• WHAT THE EXERCISE ASKS: Below are the records. List every line holding the word "structured".

- - - -

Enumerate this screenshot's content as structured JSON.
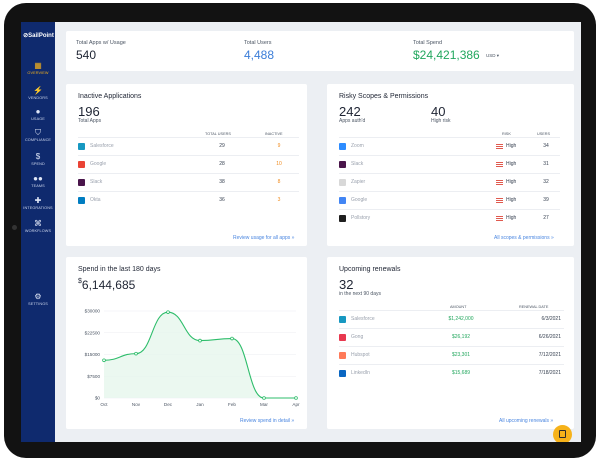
{
  "brand": {
    "logo_text": "⊘SailPoint",
    "accent": "#f6b21a",
    "sidebar_bg": "#0f2a6e"
  },
  "nav": [
    {
      "label": "OVERVIEW",
      "icon": "grid-icon",
      "glyph": "▦",
      "active": true
    },
    {
      "label": "VENDORS",
      "icon": "bolt-icon",
      "glyph": "⚡"
    },
    {
      "label": "USAGE",
      "icon": "person-icon",
      "glyph": "●"
    },
    {
      "label": "COMPLIANCE",
      "icon": "shield-icon",
      "glyph": "⛉"
    },
    {
      "label": "SPEND",
      "icon": "dollar-icon",
      "glyph": "$"
    },
    {
      "label": "TEAMS",
      "icon": "people-icon",
      "glyph": "●●"
    },
    {
      "label": "INTEGRATIONS",
      "icon": "puzzle-icon",
      "glyph": "✚"
    },
    {
      "label": "WORKFLOWS",
      "icon": "workflow-icon",
      "glyph": "⌘"
    },
    {
      "label": "SETTINGS",
      "icon": "gear-icon",
      "glyph": "⚙"
    }
  ],
  "summary": {
    "apps_label": "Total Apps w/ Usage",
    "apps_value": "540",
    "users_label": "Total Users",
    "users_value": "4,488",
    "spend_label": "Total Spend",
    "spend_value": "$24,421,386",
    "spend_unit": "USD ▾"
  },
  "inactive": {
    "title": "Inactive Applications",
    "count": "196",
    "count_label": "Total Apps",
    "col_users": "TOTAL USERS",
    "col_inactive": "INACTIVE",
    "rows": [
      {
        "name": "Salesforce",
        "icon": "salesforce-icon",
        "color": "#1798c1",
        "users": "29",
        "inactive": "9"
      },
      {
        "name": "Google",
        "icon": "google-icon",
        "color": "#ea4335",
        "users": "28",
        "inactive": "10"
      },
      {
        "name": "Slack",
        "icon": "slack-icon",
        "color": "#4a154b",
        "users": "38",
        "inactive": "8"
      },
      {
        "name": "Okta",
        "icon": "okta-icon",
        "color": "#007dc1",
        "users": "36",
        "inactive": "3"
      }
    ],
    "link": "Review usage for all apps »"
  },
  "risky": {
    "title": "Risky Scopes & Permissions",
    "authd_value": "242",
    "authd_label": "Apps auth'd",
    "high_value": "40",
    "high_label": "High risk",
    "col_risk": "RISK",
    "col_users": "USERS",
    "rows": [
      {
        "name": "Zoom",
        "icon": "zoom-icon",
        "color": "#2d8cff",
        "risk": "High",
        "users": "34"
      },
      {
        "name": "Slack",
        "icon": "slack-icon",
        "color": "#4a154b",
        "risk": "High",
        "users": "31"
      },
      {
        "name": "Zapier",
        "icon": "zapier-icon",
        "color": "#d8d8d8",
        "risk": "High",
        "users": "32"
      },
      {
        "name": "Google",
        "icon": "google-icon",
        "color": "#4285f4",
        "risk": "High",
        "users": "39"
      },
      {
        "name": "Pollstory",
        "icon": "pollstory-icon",
        "color": "#1f1f1f",
        "risk": "High",
        "users": "27"
      }
    ],
    "link": "All scopes & permissions »"
  },
  "spend": {
    "title": "Spend in the last 180 days",
    "total_symbol": "$",
    "total_value": "6,144,685",
    "link": "Review spend in detail »"
  },
  "renewals": {
    "title": "Upcoming renewals",
    "count": "32",
    "count_label": "in the next 90 days",
    "col_amount": "AMOUNT",
    "col_date": "RENEWAL DATE",
    "rows": [
      {
        "name": "Salesforce",
        "icon": "salesforce-icon",
        "color": "#1798c1",
        "amount": "$1,242,000",
        "date": "6/3/2021"
      },
      {
        "name": "Gong",
        "icon": "gong-icon",
        "color": "#e8384f",
        "amount": "$26,192",
        "date": "6/26/2021"
      },
      {
        "name": "Hubspot",
        "icon": "hubspot-icon",
        "color": "#ff7a59",
        "amount": "$23,301",
        "date": "7/12/2021"
      },
      {
        "name": "LinkedIn",
        "icon": "linkedin-icon",
        "color": "#0a66c2",
        "amount": "$15,689",
        "date": "7/18/2021"
      }
    ],
    "link": "All upcoming renewals »"
  },
  "chart_data": {
    "type": "area",
    "title": "Spend in the last 180 days",
    "categories": [
      "Oct",
      "Nov",
      "Dec",
      "Jan",
      "Feb",
      "Mar",
      "Apr"
    ],
    "y_ticks": [
      "$0",
      "$7500",
      "$15000",
      "$22500",
      "$30000"
    ],
    "ylim": [
      0,
      30000
    ],
    "series": [
      {
        "values": [
          13000,
          15300,
          29600,
          19800,
          20500,
          0,
          0
        ]
      }
    ],
    "color": "#2ebd6b",
    "grid": true
  }
}
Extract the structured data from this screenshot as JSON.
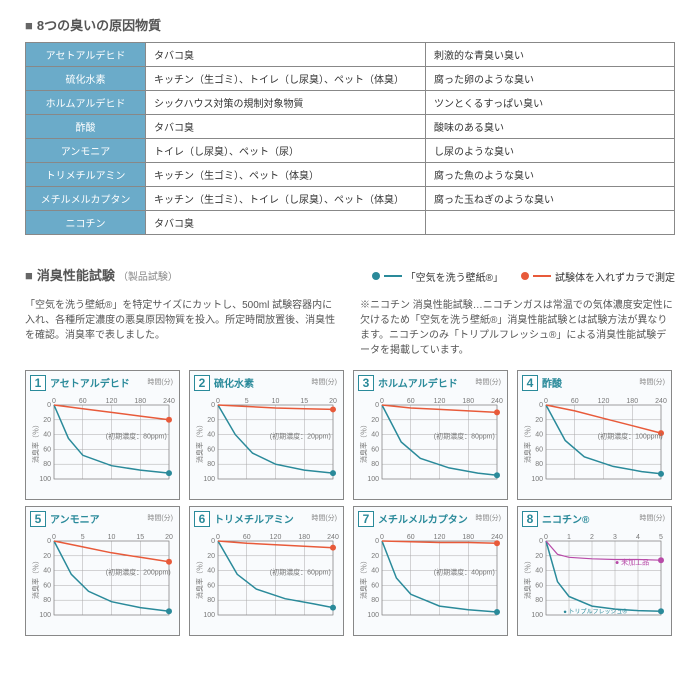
{
  "section1_title": "8つの臭いの原因物質",
  "substances": {
    "rows": [
      {
        "name": "アセトアルデヒド",
        "source": "タバコ臭",
        "smell": "刺激的な青臭い臭い"
      },
      {
        "name": "硫化水素",
        "source": "キッチン（生ゴミ）、トイレ（し尿臭）、ペット（体臭）",
        "smell": "腐った卵のような臭い"
      },
      {
        "name": "ホルムアルデヒド",
        "source": "シックハウス対策の規制対象物質",
        "smell": "ツンとくるすっぱい臭い"
      },
      {
        "name": "酢酸",
        "source": "タバコ臭",
        "smell": "酸味のある臭い"
      },
      {
        "name": "アンモニア",
        "source": "トイレ（し尿臭）、ペット（尿）",
        "smell": "し尿のような臭い"
      },
      {
        "name": "トリメチルアミン",
        "source": "キッチン（生ゴミ）、ペット（体臭）",
        "smell": "腐った魚のような臭い"
      },
      {
        "name": "メチルメルカプタン",
        "source": "キッチン（生ゴミ）、トイレ（し尿臭）、ペット（体臭）",
        "smell": "腐った玉ねぎのような臭い"
      },
      {
        "name": "ニコチン",
        "source": "タバコ臭",
        "smell": ""
      }
    ]
  },
  "section2_title": "消臭性能試験",
  "section2_sub": "（製品試験）",
  "legend_teal": "「空気を洗う壁紙®」",
  "legend_red": "試験体を入れずカラで測定",
  "desc_left": "「空気を洗う壁紙®」を特定サイズにカットし、500ml 試験容器内に入れ、各種所定濃度の悪臭原因物質を投入。所定時間放置後、消臭性を確認。消臭率で表しました。",
  "desc_right": "※ニコチン 消臭性能試験…ニコチンガスは常温での気体濃度安定性に欠けるため「空気を洗う壁紙®」消臭性能試験とは試験方法が異なります。ニコチンのみ「トリプルフレッシュ®」による消臭性能試験データを掲載しています。",
  "charts": [
    {
      "num": "1",
      "title": "アセトアルデヒド",
      "xmax": 240,
      "xtick": 60,
      "initial": "(初期濃度：80ppm)",
      "teal": [
        [
          0,
          0
        ],
        [
          30,
          45
        ],
        [
          60,
          68
        ],
        [
          120,
          82
        ],
        [
          180,
          88
        ],
        [
          240,
          92
        ]
      ],
      "red": [
        [
          0,
          0
        ],
        [
          60,
          5
        ],
        [
          120,
          10
        ],
        [
          180,
          15
        ],
        [
          240,
          20
        ]
      ]
    },
    {
      "num": "2",
      "title": "硫化水素",
      "xmax": 20,
      "xtick": 5,
      "initial": "(初期濃度：20ppm)",
      "teal": [
        [
          0,
          0
        ],
        [
          3,
          40
        ],
        [
          6,
          65
        ],
        [
          10,
          80
        ],
        [
          15,
          88
        ],
        [
          20,
          92
        ]
      ],
      "red": [
        [
          0,
          0
        ],
        [
          5,
          2
        ],
        [
          10,
          4
        ],
        [
          15,
          5
        ],
        [
          20,
          6
        ]
      ]
    },
    {
      "num": "3",
      "title": "ホルムアルデヒド",
      "xmax": 240,
      "xtick": 60,
      "initial": "(初期濃度：80ppm)",
      "teal": [
        [
          0,
          0
        ],
        [
          40,
          50
        ],
        [
          80,
          72
        ],
        [
          140,
          85
        ],
        [
          200,
          92
        ],
        [
          240,
          95
        ]
      ],
      "red": [
        [
          0,
          0
        ],
        [
          60,
          4
        ],
        [
          120,
          6
        ],
        [
          180,
          8
        ],
        [
          240,
          10
        ]
      ]
    },
    {
      "num": "4",
      "title": "酢酸",
      "xmax": 240,
      "xtick": 60,
      "initial": "(初期濃度：100ppm)",
      "teal": [
        [
          0,
          0
        ],
        [
          40,
          48
        ],
        [
          80,
          70
        ],
        [
          140,
          83
        ],
        [
          200,
          90
        ],
        [
          240,
          93
        ]
      ],
      "red": [
        [
          0,
          0
        ],
        [
          60,
          8
        ],
        [
          120,
          18
        ],
        [
          180,
          28
        ],
        [
          240,
          38
        ]
      ]
    },
    {
      "num": "5",
      "title": "アンモニア",
      "xmax": 20,
      "xtick": 5,
      "initial": "(初期濃度：200ppm)",
      "teal": [
        [
          0,
          0
        ],
        [
          3,
          45
        ],
        [
          6,
          68
        ],
        [
          10,
          82
        ],
        [
          15,
          90
        ],
        [
          20,
          95
        ]
      ],
      "red": [
        [
          0,
          0
        ],
        [
          5,
          8
        ],
        [
          10,
          16
        ],
        [
          15,
          22
        ],
        [
          20,
          28
        ]
      ]
    },
    {
      "num": "6",
      "title": "トリメチルアミン",
      "xmax": 240,
      "xtick": 60,
      "initial": "(初期濃度：60ppm)",
      "teal": [
        [
          0,
          0
        ],
        [
          40,
          45
        ],
        [
          80,
          65
        ],
        [
          140,
          78
        ],
        [
          200,
          85
        ],
        [
          240,
          90
        ]
      ],
      "red": [
        [
          0,
          0
        ],
        [
          60,
          3
        ],
        [
          120,
          5
        ],
        [
          180,
          7
        ],
        [
          240,
          9
        ]
      ]
    },
    {
      "num": "7",
      "title": "メチルメルカプタン",
      "xmax": 240,
      "xtick": 60,
      "initial": "(初期濃度：40ppm)",
      "teal": [
        [
          0,
          0
        ],
        [
          30,
          50
        ],
        [
          60,
          72
        ],
        [
          120,
          88
        ],
        [
          180,
          93
        ],
        [
          240,
          96
        ]
      ],
      "red": [
        [
          0,
          0
        ],
        [
          60,
          1
        ],
        [
          120,
          2
        ],
        [
          180,
          2
        ],
        [
          240,
          3
        ]
      ]
    },
    {
      "num": "8",
      "title": "ニコチン®",
      "xmax": 5,
      "xtick": 1,
      "initial": "",
      "teal": [
        [
          0,
          0
        ],
        [
          0.5,
          55
        ],
        [
          1,
          75
        ],
        [
          2,
          88
        ],
        [
          3,
          92
        ],
        [
          4,
          94
        ],
        [
          5,
          95
        ]
      ],
      "purple": [
        [
          0,
          0
        ],
        [
          0.5,
          18
        ],
        [
          1,
          22
        ],
        [
          2,
          24
        ],
        [
          3,
          25
        ],
        [
          4,
          25
        ],
        [
          5,
          26
        ]
      ],
      "purple_label": "未加工品",
      "teal_label": "トリプルフレッシュ®"
    }
  ],
  "ylabel": "消臭率（％）",
  "ymax": 100,
  "ytick": 20
}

- - - -

• COMPLETE RESPONSE:
Enumerate this screenshot's content as structured JSON.
Extract the structured data from this screenshot as JSON.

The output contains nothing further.